▶ RECORD SET
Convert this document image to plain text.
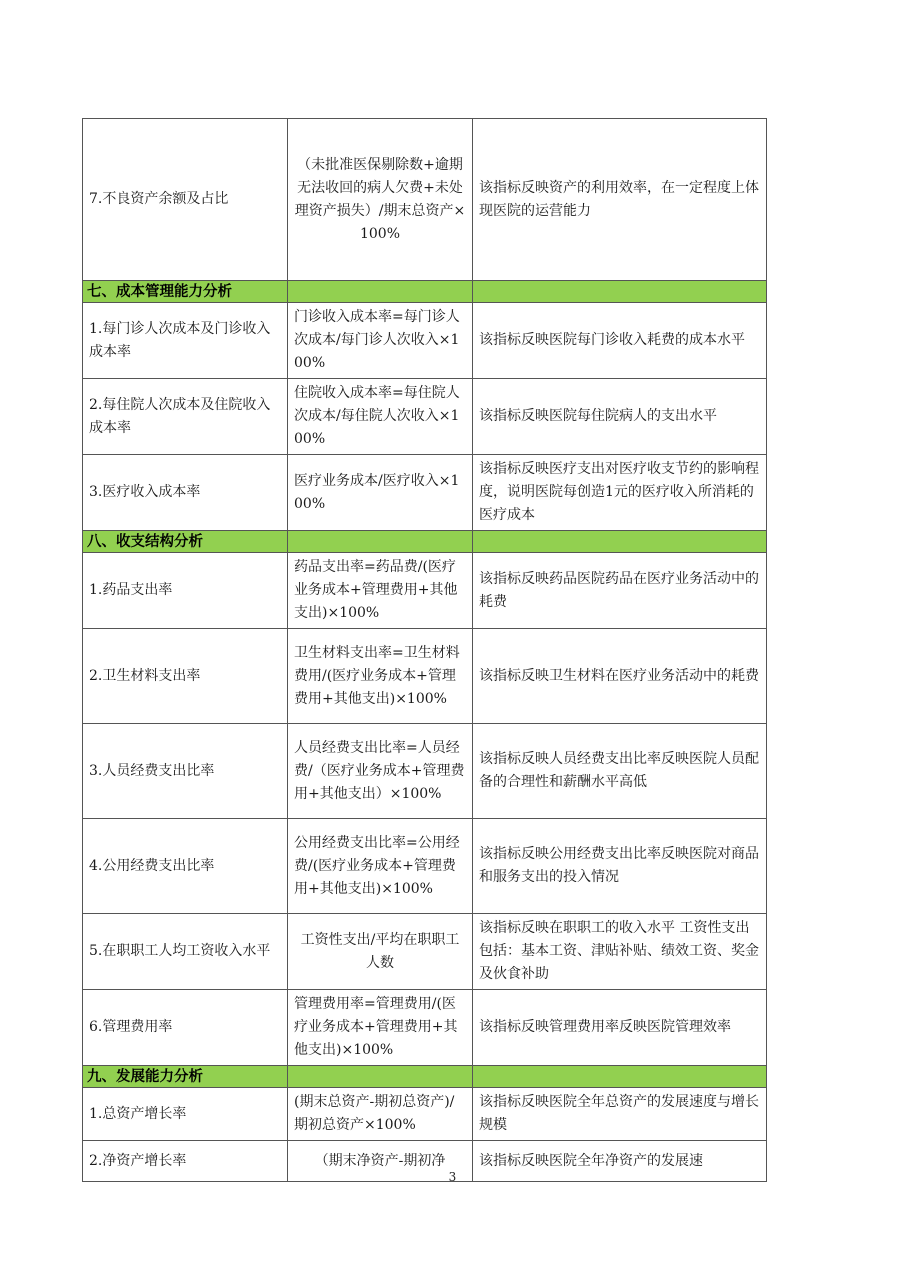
7.不良资产余额及占比	（未批准医保剔除数+逾期无法收回的病人欠费+未处理资产损失）/期末总资产×100%	该指标反映资产的利用效率，在一定程度上体现医院的运营能力
七、成本管理能力分析		
1.每门诊人次成本及门诊收入成本率	门诊收入成本率=每门诊人次成本/每门诊人次收入×100%	该指标反映医院每门诊收入耗费的成本水平
2.每住院人次成本及住院收入成本率	住院收入成本率=每住院人次成本/每住院人次收入×100%	该指标反映医院每住院病人的支出水平
3.医疗收入成本率	医疗业务成本/医疗收入×100%	该指标反映医疗支出对医疗收支节约的影响程度，说明医院每创造1元的医疗收入所消耗的医疗成本
八、收支结构分析		
1.药品支出率	药品支出率=药品费/(医疗业务成本+管理费用+其他支出)×100%	该指标反映药品医院药品在医疗业务活动中的耗费
2.卫生材料支出率	卫生材料支出率=卫生材料费用/(医疗业务成本+管理费用+其他支出)×100%	该指标反映卫生材料在医疗业务活动中的耗费
3.人员经费支出比率	人员经费支出比率=人员经费/（医疗业务成本+管理费用+其他支出）×100%	该指标反映人员经费支出比率反映医院人员配备的合理性和薪酬水平高低
4.公用经费支出比率	公用经费支出比率=公用经费/(医疗业务成本+管理费用+其他支出)×100%	该指标反映公用经费支出比率反映医院对商品和服务支出的投入情况
5.在职职工人均工资收入水平	工资性支出/平均在职职工人数	该指标反映在职职工的收入水平 工资性支出包括：基本工资、津贴补贴、绩效工资、奖金及伙食补助
6.管理费用率	管理费用率=管理费用/(医疗业务成本+管理费用+其他支出)×100%	该指标反映管理费用率反映医院管理效率
九、发展能力分析		
1.总资产增长率	(期末总资产-期初总资产)/期初总资产×100%	该指标反映医院全年总资产的发展速度与增长规模
2.净资产增长率	（期末净资产-期初净	该指标反映医院全年净资产的发展速
3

▶ SET EXERCISE
Repeat the entries exactly. Pictures are excluded from the copy.

▶ EXERCISE RESPONSE
Convert this document image to plain text.
7.不良资产余额及占比	（未批准医保剔除数+逾期无法收回的病人欠费+未处理资产损失）/期末总资产×100%	该指标反映资产的利用效率，在一定程度上体现医院的运营能力
七、成本管理能力分析		
1.每门诊人次成本及门诊收入成本率	门诊收入成本率=每门诊人次成本/每门诊人次收入×100%	该指标反映医院每门诊收入耗费的成本水平
2.每住院人次成本及住院收入成本率	住院收入成本率=每住院人次成本/每住院人次收入×100%	该指标反映医院每住院病人的支出水平
3.医疗收入成本率	医疗业务成本/医疗收入×100%	该指标反映医疗支出对医疗收支节约的影响程度，说明医院每创造1元的医疗收入所消耗的医疗成本
八、收支结构分析		
1.药品支出率	药品支出率=药品费/(医疗业务成本+管理费用+其他支出)×100%	该指标反映药品医院药品在医疗业务活动中的耗费
2.卫生材料支出率	卫生材料支出率=卫生材料费用/(医疗业务成本+管理费用+其他支出)×100%	该指标反映卫生材料在医疗业务活动中的耗费
3.人员经费支出比率	人员经费支出比率=人员经费/（医疗业务成本+管理费用+其他支出）×100%	该指标反映人员经费支出比率反映医院人员配备的合理性和薪酬水平高低
4.公用经费支出比率	公用经费支出比率=公用经费/(医疗业务成本+管理费用+其他支出)×100%	该指标反映公用经费支出比率反映医院对商品和服务支出的投入情况
5.在职职工人均工资收入水平	工资性支出/平均在职职工人数	该指标反映在职职工的收入水平 工资性支出包括：基本工资、津贴补贴、绩效工资、奖金及伙食补助
6.管理费用率	管理费用率=管理费用/(医疗业务成本+管理费用+其他支出)×100%	该指标反映管理费用率反映医院管理效率
九、发展能力分析		
1.总资产增长率	(期末总资产-期初总资产)/期初总资产×100%	该指标反映医院全年总资产的发展速度与增长规模
2.净资产增长率	（期末净资产-期初净	该指标反映医院全年净资产的发展速
3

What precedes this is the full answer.